__WRITTEN PROBLEM__.
Read the entries below and pull out each line with the string "mail".

[Dataset items]
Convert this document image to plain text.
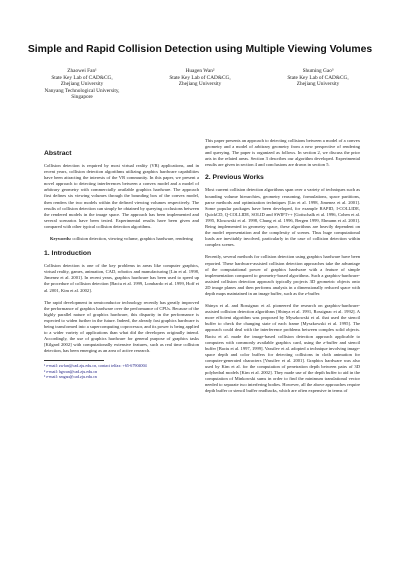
Simple and Rapid Collision Detection using Multiple Viewing Volumes
Zhaowei Fan¹
State Key Lab of CAD&CG,
Zhejiang University
Nanyang Technological University,
Singapore
Huagen Wan²
State Key Lab of CAD&CG,
Zhejiang University
Shuming Gao³
State Key Lab of CAD&CG,
Zhejiang University
Abstract

Collision detection is required by most virtual reality (VR) applications, and in recent years, collision detection algorithms utilizing graphics hardware capabilities have been attracting the interests of the VR community. In this paper, we present a novel approach to detecting interferences between a convex model and a model of arbitrary geometry with commercially available graphics hardware. The approach first defines six viewing volumes through the bounding box of the convex model, then renders the two models within the defined viewing volumes respectively. The results of collision detection can simply be obtained by querying occlusions between the rendered models in the image space. The approach has been implemented and several scenarios have been tested. Experimental results have been given and compared with other typical collision detection algorithms.

Keywords: collision detection, viewing volume, graphics hardware, rendering

1. Introduction

Collision detection is one of the key problems in areas like computer graphics, virtual reality, games, animation, CAD, robotics and manufacturing [Lin et al. 1998, Jimenez et al. 2001]. In recent years, graphics hardware has been used to speed up the procedure of collision detection [Baciu et al. 1999, Lombardo et al. 1999, Hoff et al. 2001, Kim et al. 2002].

The rapid development in semiconductor technology recently has greatly improved the performance of graphics hardware over the performance of CPUs. Because of the highly parallel nature of graphics hardware, this disparity in the performance is expected to widen further in the future. Indeed, the already fast graphics hardware is being transformed into a supercomputing coprocessor, and its power is being applied to a wider variety of applications than what did the developers originally intend. Accordingly, the use of graphics hardware for general purpose of graphics tasks [Kilgard 2002] with computationally extensive features, such as real time collision detection, has been emerging as an area of active research.

¹ e-mail: zwfan@cad.zju.edu.cn, contact telfax: +65-67904004
² e-mail: hgwan@cad.zju.edu.cn
³ e-mail: smgao@cad.zju.edu.cn

This paper presents an approach to detecting collisions between a model of a convex geometry and a model of arbitrary geometry from a new perspective of rendering and querying. The paper is organized as follows. In section 2, we discuss the prior arts in the related areas. Section 3 describes our algorithm developed. Experimental results are given in section 4 and conclusions are drawn in section 5.

2. Previous Works

Most current collision detection algorithms span over a variety of techniques such as bounding volume hierarchies, geometry reasoning, formulations, space partitions, parse methods and optimization techniques [Lin et al. 1998, Jimenez et al. 2001]. Some popular packages have been developed, for example RAPID, I-COLLIDE, QuickCD, Q-COLLIDE, SOLID and SWIFT++ [Gottschalk et al. 1996, Cohen et al. 1995, Klosowski et al. 1998, Chung et al. 1996, Bergen 1999, Ehmann et al. 2001]. Being implemented in geometry space, these algorithms are heavily dependent on the model representation and the complexity of scenes. Thus huge computational loads are inevitably involved, particularly in the case of collision detection within complex scenes.

Recently, several methods for collision detection using graphics hardware have been reported. These hardware-assisted collision detection approaches take the advantage of the computational power of graphics hardware with a feature of simple implementation compared to geometry-based algorithms. Such a graphics-hardware-assisted collision detection approach typically projects 3D geometric objects onto 2D image planes and then performs analysis in a dimensionally reduced space with depth maps maintained in an image buffer, such as the z-buffer.

Shinya et al. and Rossignac et al. pioneered the research on graphics-hardware-assisted collision detection algorithms [Shinya et al. 1991, Rossignac et al. 1992]. A more efficient algorithm was proposed by Myszkowski et al. that used the stencil buffer to check the changing state of each frame [Myszkowski et al. 1995]. The approach could deal with the interference problems between complex solid objects. Baciu et al. made the image-based collision detection approach applicable to computers with commonly available graphics card, using the z-buffer and stencil buffer [Baciu et al. 1997, 1999]. Vassilev et al. adopted a technique involving image-space depth and color buffers for detecting collisions in cloth animation for computer-generated characters [Vassilev et al. 2001]. Graphics hardware was also used by Kim et al. for the computation of penetration depth between pairs of 3D polyhedral models [Kim et al. 2002]. They made use of the depth buffer to aid in the computation of Minkowski sums in order to find the minimum translational vector needed to separate two interfering bodies. However, all the above approaches require depth buffer or stencil buffer readbacks, which are often expensive in terms of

__COMPLETED EXERCISE__.
¹ e-mail: zwfan@cad.zju.edu.cn, contact telfax: +65-67904004
² e-mail: hgwan@cad.zju.edu.cn
³ e-mail: smgao@cad.zju.edu.cn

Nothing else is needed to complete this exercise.